• [Exercise requirements] Output the material word for word. Leave each picture out.

• [Dataset records]

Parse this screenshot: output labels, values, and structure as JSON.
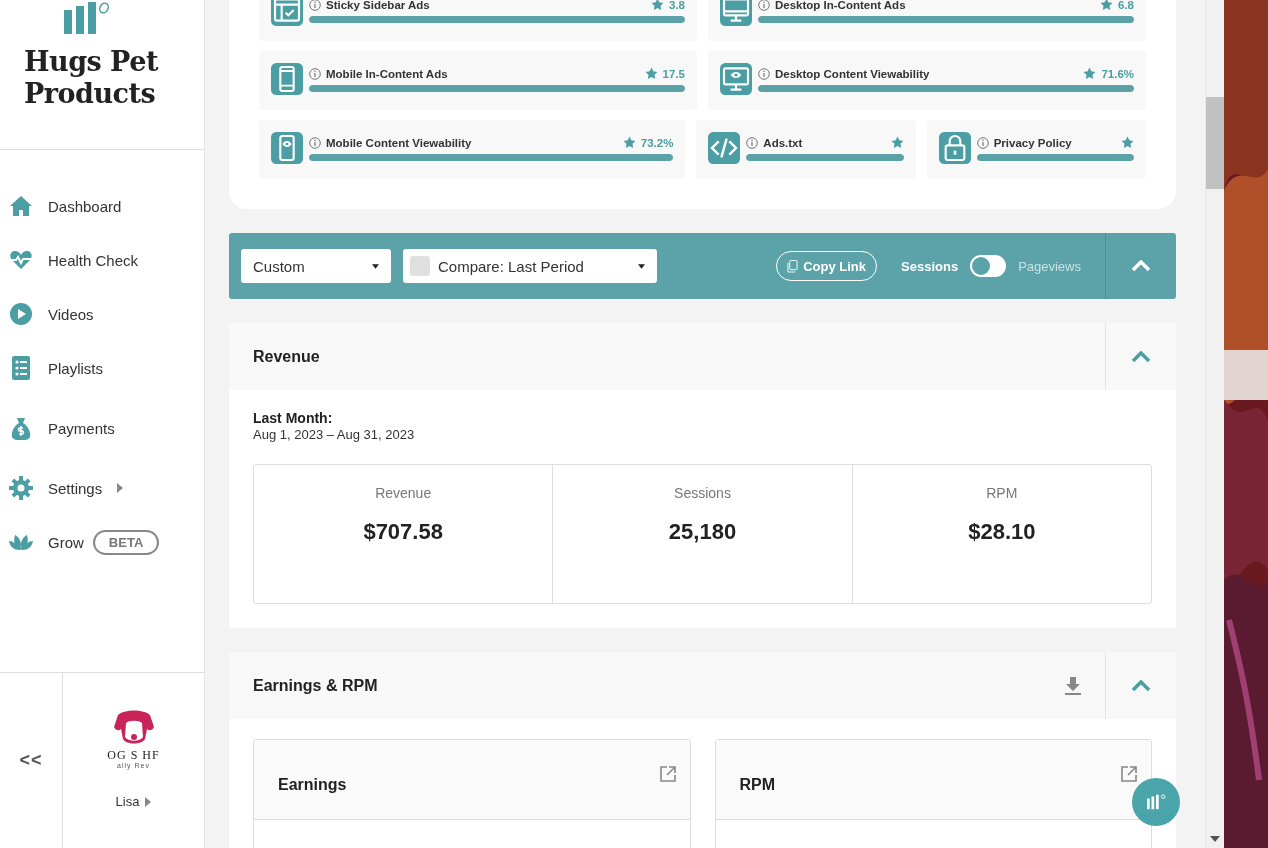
{
  "sidebar": {
    "brand": "Hugs Pet Products",
    "items": [
      {
        "kind": "home",
        "label": "Dashboard",
        "submenu": false
      },
      {
        "kind": "heart",
        "label": "Health Check",
        "submenu": false
      },
      {
        "kind": "play",
        "label": "Videos",
        "submenu": false
      },
      {
        "kind": "list",
        "label": "Playlists",
        "submenu": false
      },
      {
        "kind": "money",
        "label": "Payments",
        "submenu": false
      },
      {
        "kind": "gear",
        "label": "Settings",
        "submenu": true
      },
      {
        "kind": "leaf",
        "label": "Grow",
        "submenu": false,
        "badge": "BETA"
      }
    ],
    "collapse": "<<",
    "account": {
      "logo_text": "OG S HF",
      "logo_subtext": "ally Rev",
      "user": "Lisa"
    }
  },
  "ad_scores": [
    [
      {
        "kind": "sidebar",
        "title": "Sticky Sidebar Ads",
        "value": "3.8",
        "level": 1
      },
      {
        "kind": "desktop",
        "title": "Desktop In-Content Ads",
        "value": "6.8",
        "level": 1
      }
    ],
    [
      {
        "kind": "mobile",
        "title": "Mobile In-Content Ads",
        "value": "17.5",
        "level": 1
      },
      {
        "kind": "desktop-eye",
        "title": "Desktop Content Viewability",
        "value": "71.6%",
        "level": 1
      }
    ],
    [
      {
        "kind": "mobile-eye",
        "title": "Mobile Content Viewability",
        "value": "73.2%",
        "level": 1
      },
      {
        "kind": "code",
        "title": "Ads.txt",
        "level": 1
      },
      {
        "kind": "lock",
        "title": "Privacy Policy",
        "level": 1
      }
    ]
  ],
  "filter_bar": {
    "range": "Custom",
    "compare": "Compare: Last Period",
    "compare_checked": false,
    "copy_link": "Copy Link",
    "toggle": {
      "left": "Sessions",
      "right": "Pageviews",
      "right_selected": false
    }
  },
  "revenue": {
    "title": "Revenue",
    "period_label": "Last Month:",
    "period": "Aug 1, 2023 – Aug 31, 2023",
    "stats": [
      {
        "label": "Revenue",
        "value": "$707.58"
      },
      {
        "label": "Sessions",
        "value": "25,180"
      },
      {
        "label": "RPM",
        "value": "$28.10"
      }
    ]
  },
  "earnings_rpm": {
    "title": "Earnings & RPM",
    "charts": [
      {
        "title": "Earnings"
      },
      {
        "title": "RPM"
      }
    ]
  }
}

• [Reply to the task]
Parse this screenshot: output labels, values, and structure as JSON.
{
  "sidebar": {
    "brand": "Hugs Pet Products",
    "items": [
      {
        "kind": "home",
        "label": "Dashboard",
        "submenu": false
      },
      {
        "kind": "heart",
        "label": "Health Check",
        "submenu": false
      },
      {
        "kind": "play",
        "label": "Videos",
        "submenu": false
      },
      {
        "kind": "list",
        "label": "Playlists",
        "submenu": false
      },
      {
        "kind": "money",
        "label": "Payments",
        "submenu": false
      },
      {
        "kind": "gear",
        "label": "Settings",
        "submenu": true
      },
      {
        "kind": "leaf",
        "label": "Grow",
        "submenu": false,
        "badge": "BETA"
      }
    ],
    "collapse": "<<",
    "account": {
      "logo_text": "OG S HF",
      "logo_subtext": "ally Rev",
      "user": "Lisa"
    }
  },
  "ad_scores": [
    [
      {
        "kind": "sidebar",
        "title": "Sticky Sidebar Ads",
        "value": "3.8",
        "level": 1
      },
      {
        "kind": "desktop",
        "title": "Desktop In-Content Ads",
        "value": "6.8",
        "level": 1
      }
    ],
    [
      {
        "kind": "mobile",
        "title": "Mobile In-Content Ads",
        "value": "17.5",
        "level": 1
      },
      {
        "kind": "desktop-eye",
        "title": "Desktop Content Viewability",
        "value": "71.6%",
        "level": 1
      }
    ],
    [
      {
        "kind": "mobile-eye",
        "title": "Mobile Content Viewability",
        "value": "73.2%",
        "level": 1
      },
      {
        "kind": "code",
        "title": "Ads.txt",
        "level": 1
      },
      {
        "kind": "lock",
        "title": "Privacy Policy",
        "level": 1
      }
    ]
  ],
  "filter_bar": {
    "range": "Custom",
    "compare": "Compare: Last Period",
    "compare_checked": false,
    "copy_link": "Copy Link",
    "toggle": {
      "left": "Sessions",
      "right": "Pageviews",
      "right_selected": false
    }
  },
  "revenue": {
    "title": "Revenue",
    "period_label": "Last Month:",
    "period": "Aug 1, 2023 – Aug 31, 2023",
    "stats": [
      {
        "label": "Revenue",
        "value": "$707.58"
      },
      {
        "label": "Sessions",
        "value": "25,180"
      },
      {
        "label": "RPM",
        "value": "$28.10"
      }
    ]
  },
  "earnings_rpm": {
    "title": "Earnings & RPM",
    "charts": [
      {
        "title": "Earnings"
      },
      {
        "title": "RPM"
      }
    ]
  }
}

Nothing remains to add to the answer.